Document:
Hi Denny,

Thanks! I am not sure how accurate it will be, if it doesn't meet
expectations, I might need to think about optimizing the model, different
metrics etc.; I haven't really thought about those at the moment.

> what do the two properties without a value mean here?

Let me explain those. You can take a look at the wiki pages mentioned on
this page - https://github.com/nilesh-c/wikidata-entity-suggester

Currently, things like these are stored on the recommendation engine:
100,32,7
60,151,7
...
56,152----10256,12
...

In the first kind you can see, pairs of <item> and <property> are there,
along with the relative affinity 7. Now, suppose we have lots of "city"
items and their respective properties. Say someone tries adding another
item that is a city. Now, as he begins adding properties to that item
(properties that generally belong to a city of course), irrespective of
whether he enters any values for them or not, the entity suggester will
suggest "similar" properties. We are not even talking about "values" here.
If the user *does* add values, better recommendations are fetched. This is
primarily about fetching recommendations for "properties"

So, if someone starts adding a new city called "Wonderland" and adds
properties like "is in the administrative
unit<http://www.wikidata.org/wiki/Property:P131>"
or "head of local government <http://www.wikidata.org/wiki/Property:P6>",
the suggester will tell the user that probably
"country<http://www.wikidata.org/wiki/Property:P17>"
and "flag image <http://www.wikidata.org/wiki/Property:P41>" are some
properties that he/she should add. At least that's the idea.

Now, suggesting values - the current implementation of suggesting values is
just a side-addition. It might not be really accurate. What I intend to add
afterwards is something like this: after the user enters stuff like
41,32,45----462347,.... blah blah, he wants "value" suggestions for
property 31, ie. suggesting "values" to properties.

So, in brief, what currently happens:
Suggest "property-value" mappings to new "item".
Suggest "properties" to new "item".
(new item means, anonymous item, an item without an ID, yet to be added)

What I need to add:
Suggest "value" to a "property".
(This is exactly what you were expecting)

In essence, we combine these 3 types of recommendations and do some magic.

Your tasks:
[a] Extract every line of the records that contains the string "panel".
[b] Proceed with the message about the Wikidata entity suggester, picking up right after its final sentence.

Material:
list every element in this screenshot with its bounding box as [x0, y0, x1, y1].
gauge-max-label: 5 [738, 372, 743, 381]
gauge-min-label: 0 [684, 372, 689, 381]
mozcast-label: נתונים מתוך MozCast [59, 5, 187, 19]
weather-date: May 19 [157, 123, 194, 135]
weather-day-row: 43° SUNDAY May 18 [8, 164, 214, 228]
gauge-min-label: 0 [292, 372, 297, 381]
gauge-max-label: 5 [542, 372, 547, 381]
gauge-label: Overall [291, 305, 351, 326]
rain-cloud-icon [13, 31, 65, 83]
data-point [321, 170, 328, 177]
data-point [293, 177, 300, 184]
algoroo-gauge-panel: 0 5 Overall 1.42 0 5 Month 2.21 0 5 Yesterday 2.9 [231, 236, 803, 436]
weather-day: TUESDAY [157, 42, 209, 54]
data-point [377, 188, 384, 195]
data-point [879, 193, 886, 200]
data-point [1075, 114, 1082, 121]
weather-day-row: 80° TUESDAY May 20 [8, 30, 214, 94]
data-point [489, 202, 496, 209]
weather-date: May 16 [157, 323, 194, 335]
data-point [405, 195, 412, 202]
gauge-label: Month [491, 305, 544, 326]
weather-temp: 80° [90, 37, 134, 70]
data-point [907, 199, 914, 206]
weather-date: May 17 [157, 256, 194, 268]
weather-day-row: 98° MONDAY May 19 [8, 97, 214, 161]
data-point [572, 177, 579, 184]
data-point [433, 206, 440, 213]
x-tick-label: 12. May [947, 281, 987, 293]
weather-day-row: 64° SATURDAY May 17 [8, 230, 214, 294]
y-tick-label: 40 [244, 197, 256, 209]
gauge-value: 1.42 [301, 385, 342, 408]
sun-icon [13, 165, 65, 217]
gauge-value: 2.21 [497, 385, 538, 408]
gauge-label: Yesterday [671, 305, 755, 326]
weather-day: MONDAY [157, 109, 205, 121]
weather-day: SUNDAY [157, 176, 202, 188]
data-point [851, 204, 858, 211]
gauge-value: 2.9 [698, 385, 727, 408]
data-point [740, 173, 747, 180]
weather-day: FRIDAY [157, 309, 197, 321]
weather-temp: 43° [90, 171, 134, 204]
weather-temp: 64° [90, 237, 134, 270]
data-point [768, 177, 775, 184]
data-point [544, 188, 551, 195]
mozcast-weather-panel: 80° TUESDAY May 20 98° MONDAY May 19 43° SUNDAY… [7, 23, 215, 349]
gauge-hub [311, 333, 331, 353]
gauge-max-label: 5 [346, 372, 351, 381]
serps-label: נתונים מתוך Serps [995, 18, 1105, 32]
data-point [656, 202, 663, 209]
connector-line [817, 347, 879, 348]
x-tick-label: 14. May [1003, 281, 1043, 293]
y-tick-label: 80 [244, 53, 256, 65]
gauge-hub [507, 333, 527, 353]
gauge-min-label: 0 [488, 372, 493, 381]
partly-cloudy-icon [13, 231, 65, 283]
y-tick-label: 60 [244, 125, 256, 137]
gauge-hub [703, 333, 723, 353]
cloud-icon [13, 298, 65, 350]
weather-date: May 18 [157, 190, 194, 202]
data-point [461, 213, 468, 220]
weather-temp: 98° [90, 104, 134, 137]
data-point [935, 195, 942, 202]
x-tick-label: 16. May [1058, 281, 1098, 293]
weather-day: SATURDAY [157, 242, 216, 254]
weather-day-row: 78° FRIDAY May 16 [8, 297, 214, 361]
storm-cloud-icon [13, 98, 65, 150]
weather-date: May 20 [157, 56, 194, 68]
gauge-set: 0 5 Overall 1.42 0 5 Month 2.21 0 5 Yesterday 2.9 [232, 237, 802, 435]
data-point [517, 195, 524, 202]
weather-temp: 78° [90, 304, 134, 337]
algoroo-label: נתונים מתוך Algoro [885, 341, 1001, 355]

Per-task outputs:
[a]
algoroo-gauge-panel: 0 5 Overall 1.42 0 5 Month 2.21 0 5 Yesterday 2.9 [231, 236, 803, 436]
mozcast-weather-panel: 80° TUESDAY May 20 98° MONDAY May 19 43° SUNDAY… [7, 23, 215, 349]

[b]
I hope this helps you to understand it better. :)

> How quickly are updates processed by the backend, any idea?

On an Intel core i5-2500K quad-core machine with 4G RAM, this dataset (17th
April - 
wikidatawiki-20130417-pages-meta-current.xml.bz2<http://dumps.wikimedia.org/wikidatawiki/20130417/wikidatawiki-20130417-pages-meta-current.xml.bz2>
):

Data points (pairs) - 8360275
Items - 1965516
Properties and Property-Value pairs - 686318

-- took about 45 mins to build the CSV files, and 15-20 mins to build the
Myrrix model. So it's about 1 hour in total. Parallelizing the CSV file
building will probably bring that time down a bit, not certain though.

Adding new data (items, properties etc) at runtime is pretty much
instantaneous - adding a bunch of 1000 data points will probably take 1
sec, adding 10 data points will be 100ms approximately (including the PHP
client's time and all). It's just an estimate from what I've experienced. I
haven't done any proper benchmarks myself.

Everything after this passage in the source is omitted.